• [Exercise]:
What is the number of lines containing the word "background"? Please answer with that number and nothing more.

• [Record list]:
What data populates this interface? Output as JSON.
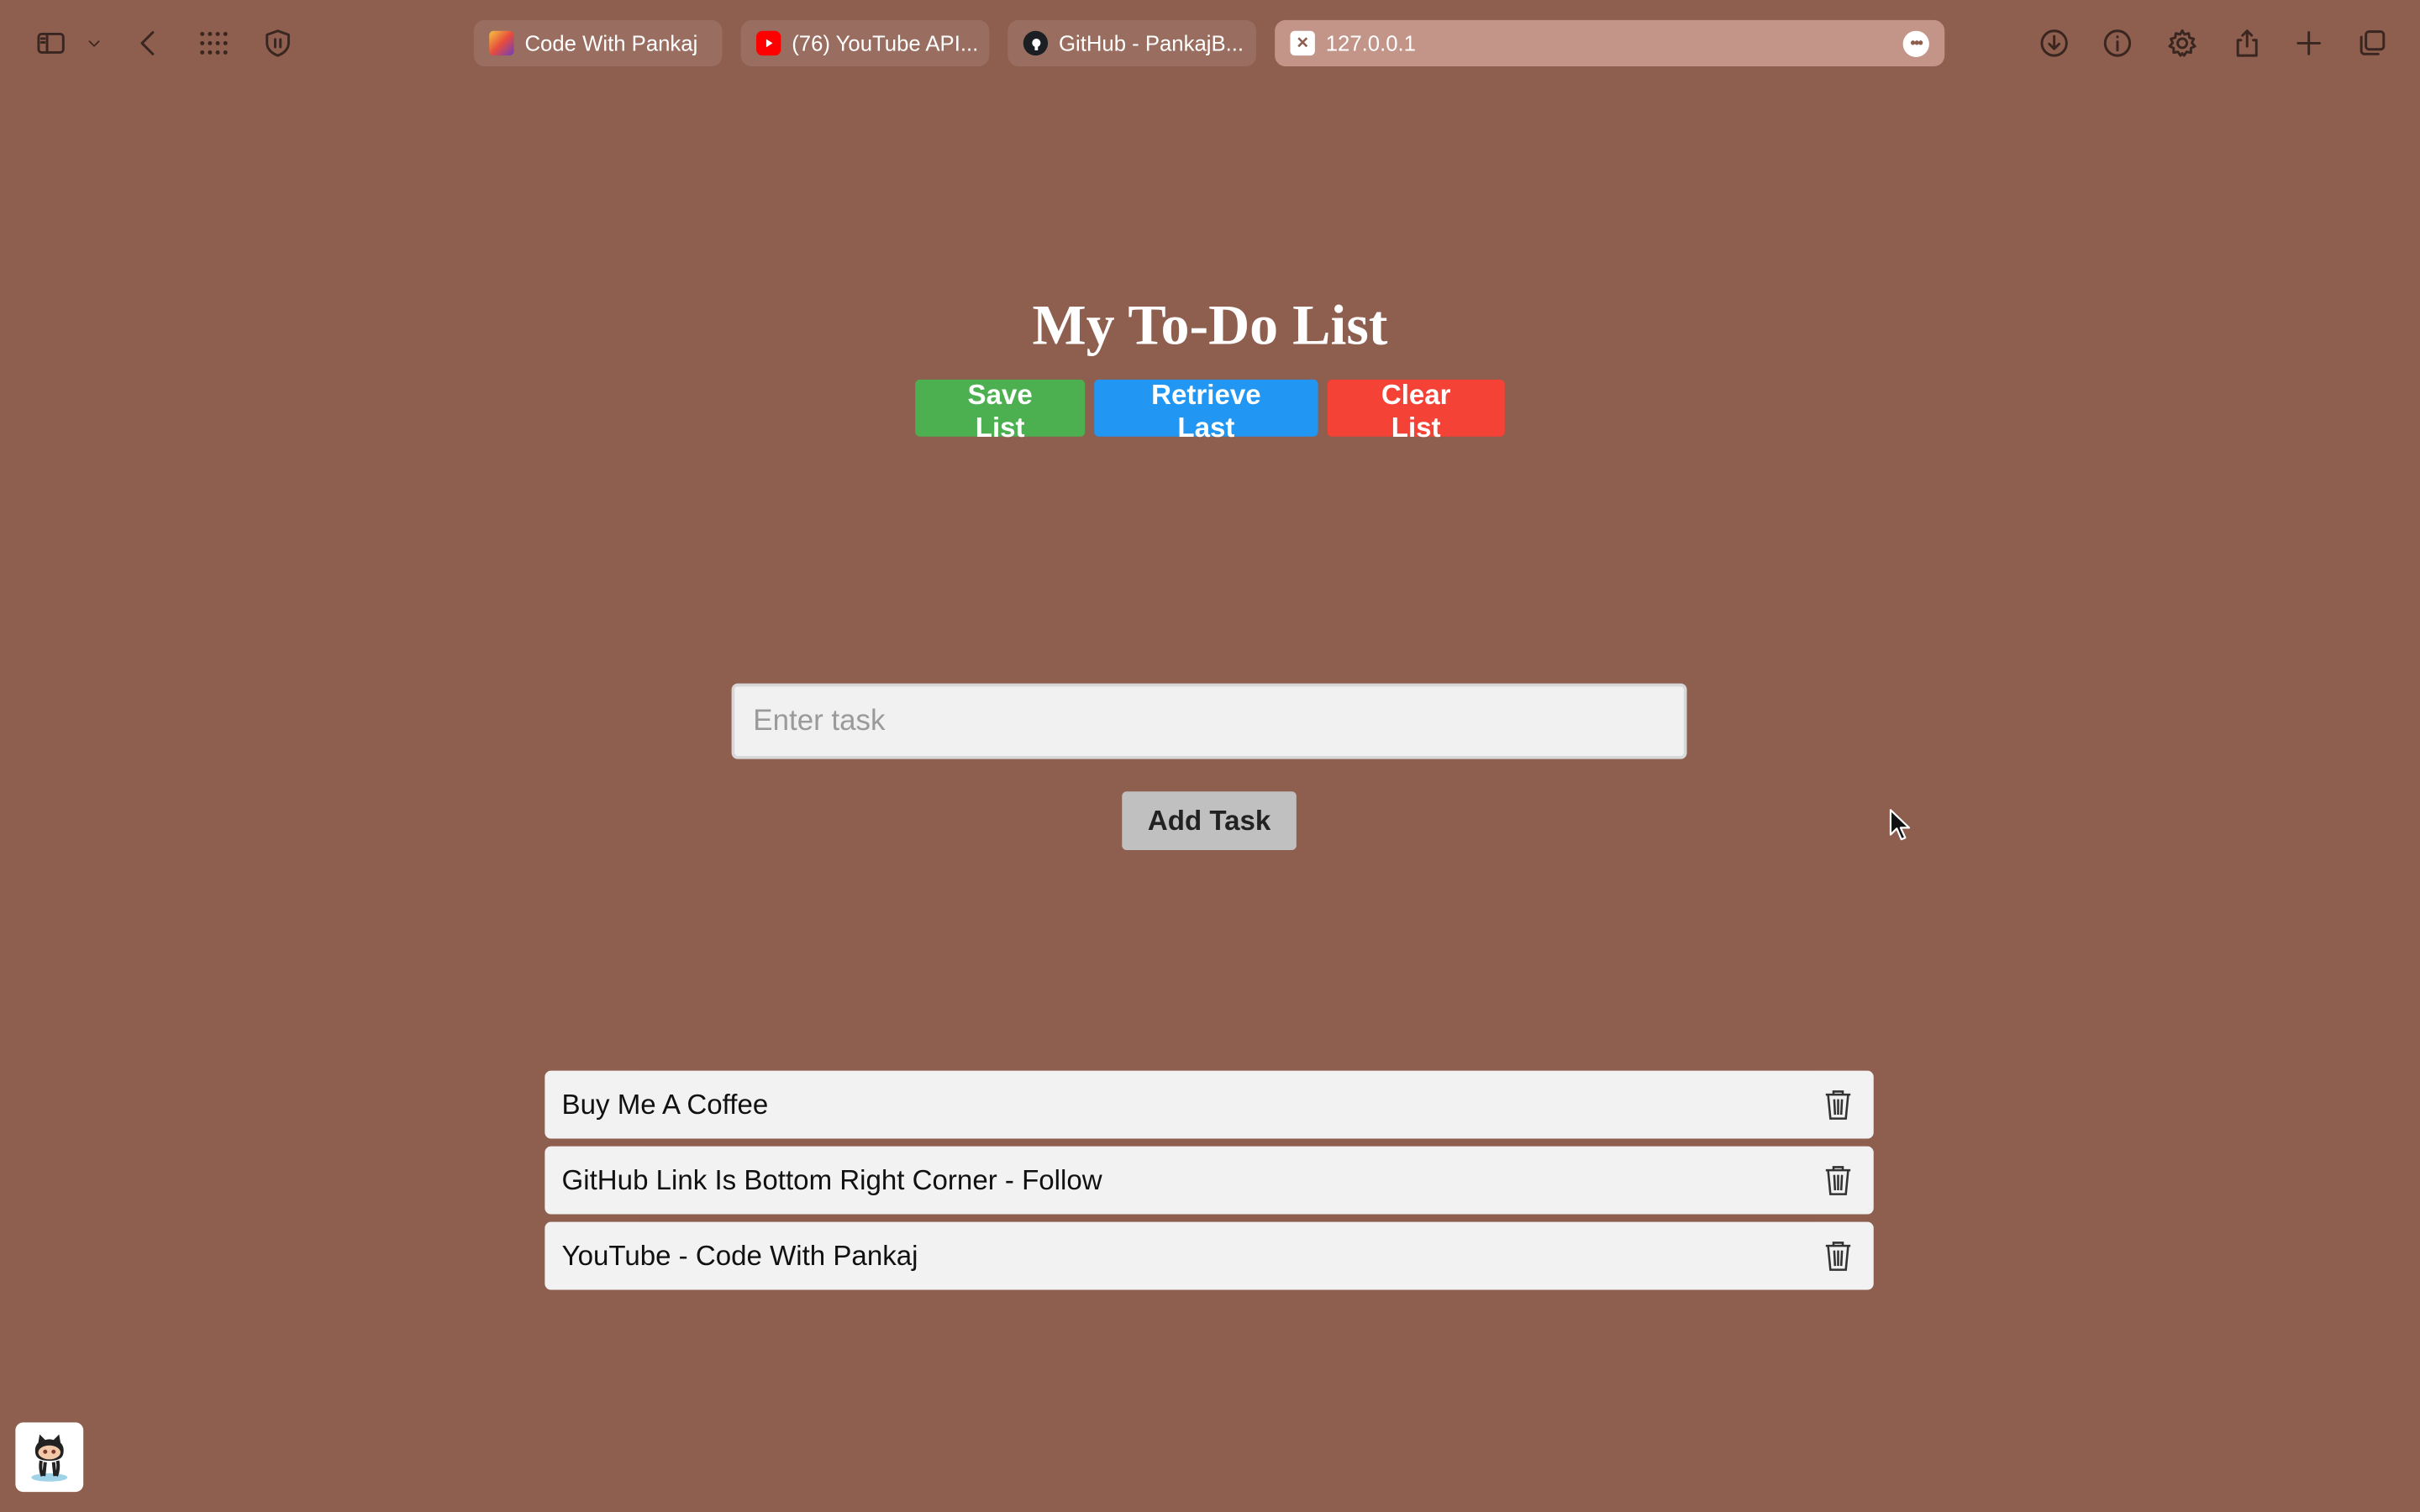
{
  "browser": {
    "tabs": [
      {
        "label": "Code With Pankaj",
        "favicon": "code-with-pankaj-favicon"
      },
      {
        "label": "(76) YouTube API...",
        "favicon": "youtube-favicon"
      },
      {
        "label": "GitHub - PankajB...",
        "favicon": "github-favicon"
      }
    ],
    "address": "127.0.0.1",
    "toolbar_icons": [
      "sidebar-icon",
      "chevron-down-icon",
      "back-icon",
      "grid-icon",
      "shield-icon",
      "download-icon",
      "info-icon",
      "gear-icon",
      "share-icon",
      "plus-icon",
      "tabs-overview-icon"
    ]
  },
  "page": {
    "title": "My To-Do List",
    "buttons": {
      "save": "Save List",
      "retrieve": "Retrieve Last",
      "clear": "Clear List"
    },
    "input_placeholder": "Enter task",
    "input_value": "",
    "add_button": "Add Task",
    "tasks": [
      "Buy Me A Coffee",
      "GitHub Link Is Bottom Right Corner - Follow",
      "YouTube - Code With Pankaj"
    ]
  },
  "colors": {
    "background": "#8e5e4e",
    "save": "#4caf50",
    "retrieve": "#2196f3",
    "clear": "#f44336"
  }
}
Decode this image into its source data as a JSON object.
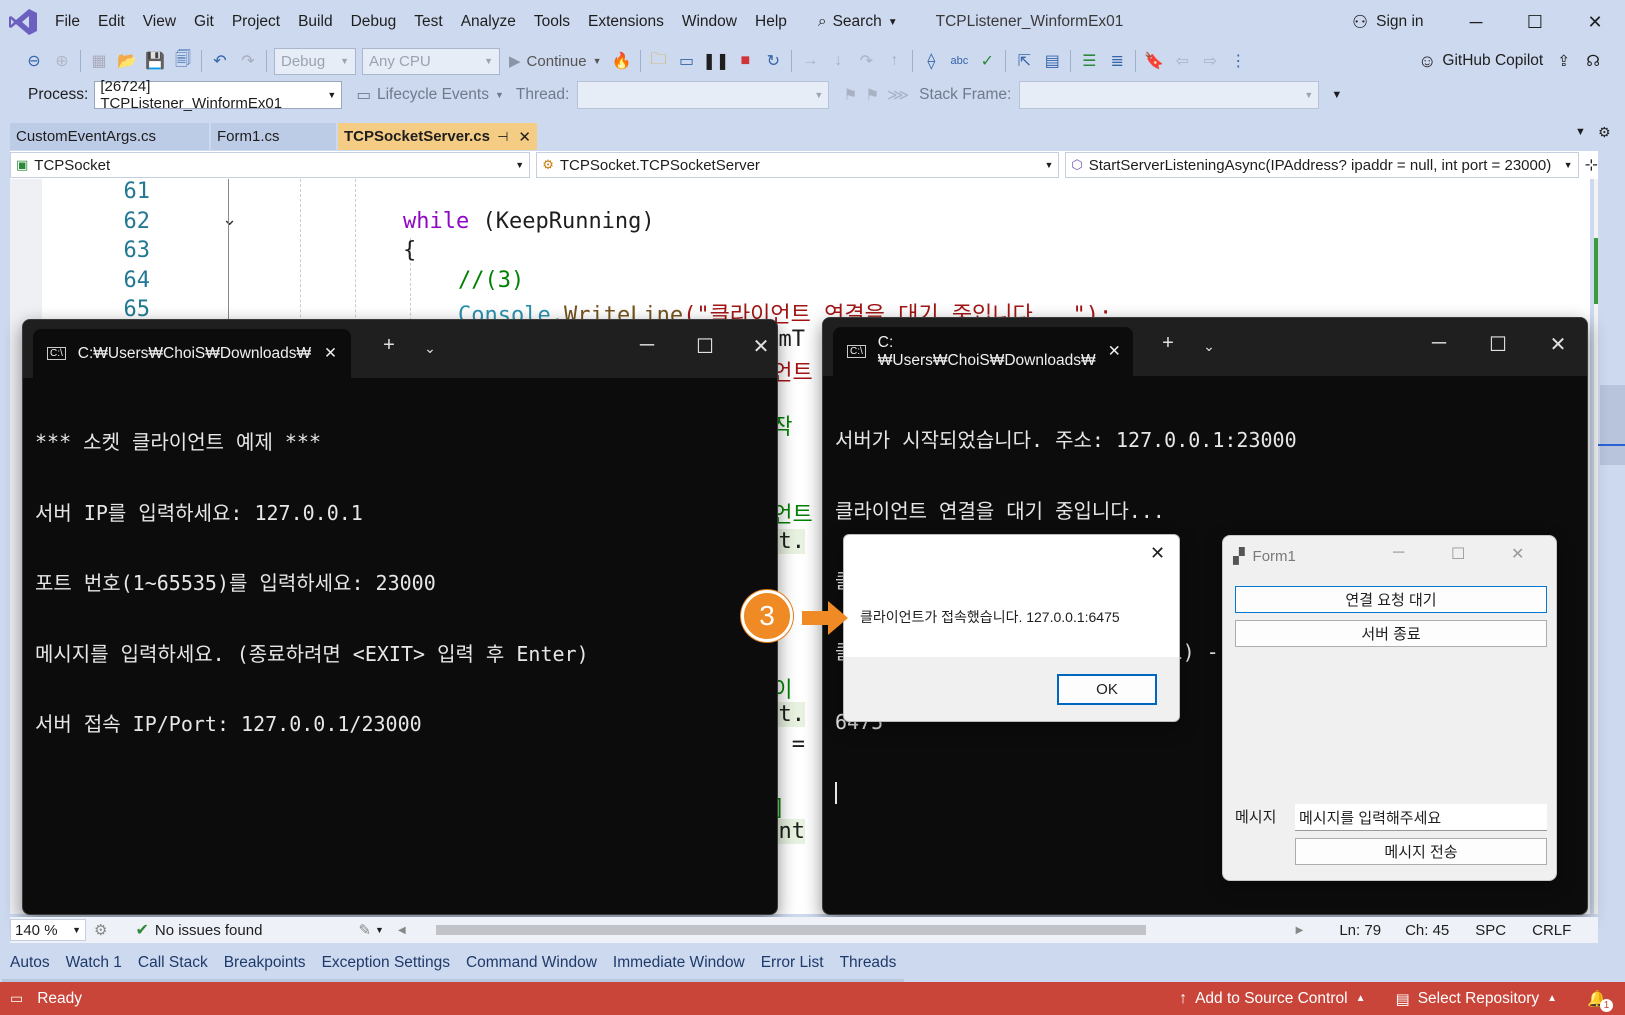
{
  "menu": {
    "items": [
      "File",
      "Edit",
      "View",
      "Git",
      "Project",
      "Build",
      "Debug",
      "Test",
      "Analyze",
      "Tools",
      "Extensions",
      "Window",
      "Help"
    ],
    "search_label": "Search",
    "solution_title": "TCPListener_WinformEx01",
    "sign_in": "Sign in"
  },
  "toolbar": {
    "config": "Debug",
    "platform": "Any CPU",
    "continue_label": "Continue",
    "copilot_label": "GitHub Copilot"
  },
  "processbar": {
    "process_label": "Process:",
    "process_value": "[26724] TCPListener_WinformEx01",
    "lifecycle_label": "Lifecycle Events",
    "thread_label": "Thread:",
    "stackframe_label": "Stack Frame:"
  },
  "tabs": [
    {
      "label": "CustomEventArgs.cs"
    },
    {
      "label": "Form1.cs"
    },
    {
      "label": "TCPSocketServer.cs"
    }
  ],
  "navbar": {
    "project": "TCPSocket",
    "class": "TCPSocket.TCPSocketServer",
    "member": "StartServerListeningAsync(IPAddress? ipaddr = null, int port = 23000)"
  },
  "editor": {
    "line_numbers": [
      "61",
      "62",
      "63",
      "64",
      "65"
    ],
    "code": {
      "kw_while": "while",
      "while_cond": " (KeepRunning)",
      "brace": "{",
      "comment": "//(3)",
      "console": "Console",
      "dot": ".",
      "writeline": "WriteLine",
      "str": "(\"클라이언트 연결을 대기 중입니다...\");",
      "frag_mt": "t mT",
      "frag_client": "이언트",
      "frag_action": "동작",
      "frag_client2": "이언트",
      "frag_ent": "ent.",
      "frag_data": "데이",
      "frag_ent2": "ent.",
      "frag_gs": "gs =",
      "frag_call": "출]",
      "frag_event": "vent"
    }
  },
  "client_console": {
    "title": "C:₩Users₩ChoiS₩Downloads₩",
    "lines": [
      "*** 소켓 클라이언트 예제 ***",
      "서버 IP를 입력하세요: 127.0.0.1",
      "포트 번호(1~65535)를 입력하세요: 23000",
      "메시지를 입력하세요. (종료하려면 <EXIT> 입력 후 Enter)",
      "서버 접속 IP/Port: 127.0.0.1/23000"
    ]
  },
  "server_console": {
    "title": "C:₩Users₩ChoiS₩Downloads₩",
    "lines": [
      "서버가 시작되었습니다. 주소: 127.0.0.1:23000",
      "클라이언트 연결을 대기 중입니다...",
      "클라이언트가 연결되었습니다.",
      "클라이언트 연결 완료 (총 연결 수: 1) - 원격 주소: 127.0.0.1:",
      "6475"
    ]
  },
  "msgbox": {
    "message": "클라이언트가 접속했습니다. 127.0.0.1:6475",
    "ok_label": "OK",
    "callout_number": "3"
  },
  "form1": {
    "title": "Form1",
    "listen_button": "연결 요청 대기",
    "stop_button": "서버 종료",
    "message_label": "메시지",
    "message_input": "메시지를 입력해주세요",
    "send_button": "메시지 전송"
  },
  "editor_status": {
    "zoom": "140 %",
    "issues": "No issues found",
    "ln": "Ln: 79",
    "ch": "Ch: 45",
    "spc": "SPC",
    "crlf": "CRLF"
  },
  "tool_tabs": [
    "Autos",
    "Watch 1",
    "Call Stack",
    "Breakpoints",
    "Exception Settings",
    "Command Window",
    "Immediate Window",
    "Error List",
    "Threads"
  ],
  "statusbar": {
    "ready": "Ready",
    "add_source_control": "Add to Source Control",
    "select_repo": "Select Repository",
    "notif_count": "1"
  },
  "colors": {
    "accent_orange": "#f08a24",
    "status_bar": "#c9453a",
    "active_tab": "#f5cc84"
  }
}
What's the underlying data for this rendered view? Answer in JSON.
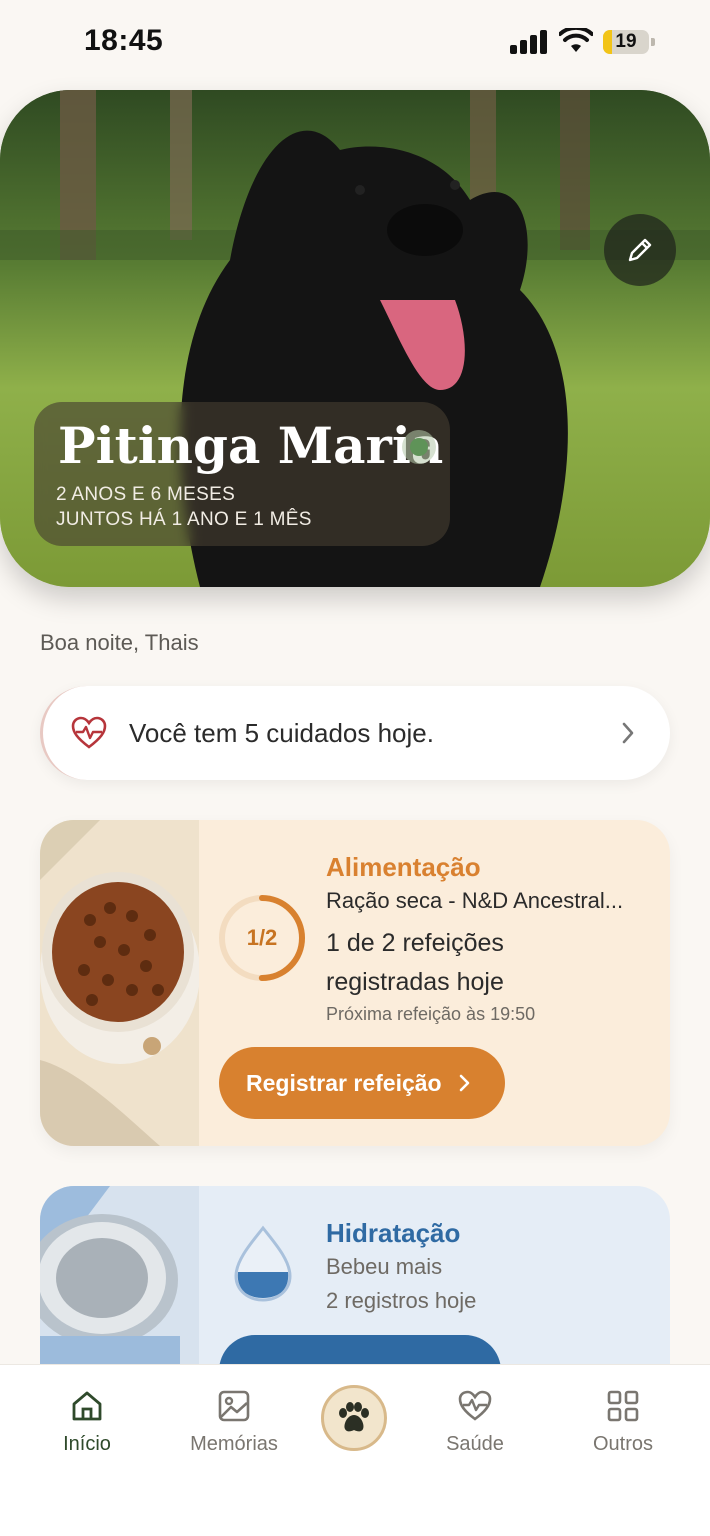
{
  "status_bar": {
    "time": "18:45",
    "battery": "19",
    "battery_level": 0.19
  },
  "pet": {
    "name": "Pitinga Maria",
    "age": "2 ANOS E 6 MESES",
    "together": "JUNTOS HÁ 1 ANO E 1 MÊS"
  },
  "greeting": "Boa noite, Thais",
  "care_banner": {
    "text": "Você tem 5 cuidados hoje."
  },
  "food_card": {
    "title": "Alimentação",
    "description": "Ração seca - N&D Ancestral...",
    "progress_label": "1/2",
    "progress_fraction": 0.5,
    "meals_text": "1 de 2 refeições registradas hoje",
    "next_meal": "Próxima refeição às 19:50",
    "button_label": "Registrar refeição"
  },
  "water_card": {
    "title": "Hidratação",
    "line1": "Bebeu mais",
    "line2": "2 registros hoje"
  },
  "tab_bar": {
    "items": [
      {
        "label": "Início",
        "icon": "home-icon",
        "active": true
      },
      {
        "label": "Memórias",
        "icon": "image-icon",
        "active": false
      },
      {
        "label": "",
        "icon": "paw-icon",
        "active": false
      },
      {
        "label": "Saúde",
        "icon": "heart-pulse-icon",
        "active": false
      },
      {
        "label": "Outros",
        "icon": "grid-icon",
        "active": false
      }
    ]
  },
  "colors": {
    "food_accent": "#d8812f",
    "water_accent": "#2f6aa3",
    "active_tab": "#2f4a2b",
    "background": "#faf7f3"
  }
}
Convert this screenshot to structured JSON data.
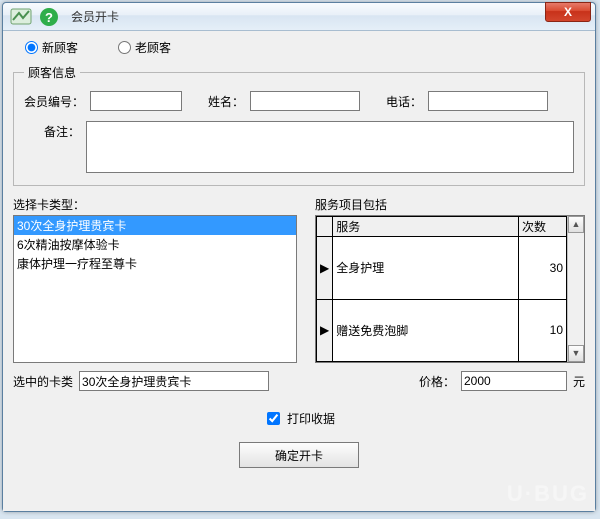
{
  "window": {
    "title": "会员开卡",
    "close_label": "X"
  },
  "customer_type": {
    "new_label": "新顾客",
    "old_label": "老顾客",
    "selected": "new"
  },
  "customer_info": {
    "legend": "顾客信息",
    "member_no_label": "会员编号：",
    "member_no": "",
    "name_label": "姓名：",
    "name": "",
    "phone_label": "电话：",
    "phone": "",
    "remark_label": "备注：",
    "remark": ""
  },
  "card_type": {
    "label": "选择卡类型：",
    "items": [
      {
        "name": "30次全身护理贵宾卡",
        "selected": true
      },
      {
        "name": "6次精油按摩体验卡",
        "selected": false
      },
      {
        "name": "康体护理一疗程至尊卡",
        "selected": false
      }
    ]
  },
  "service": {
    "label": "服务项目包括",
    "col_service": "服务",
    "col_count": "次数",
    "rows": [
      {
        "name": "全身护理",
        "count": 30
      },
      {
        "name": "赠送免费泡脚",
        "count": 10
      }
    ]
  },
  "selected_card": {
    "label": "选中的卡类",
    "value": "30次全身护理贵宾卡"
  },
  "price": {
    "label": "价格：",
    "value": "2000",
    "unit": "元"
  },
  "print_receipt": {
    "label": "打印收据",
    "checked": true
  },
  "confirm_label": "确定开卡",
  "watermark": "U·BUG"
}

• [Finished task]:
2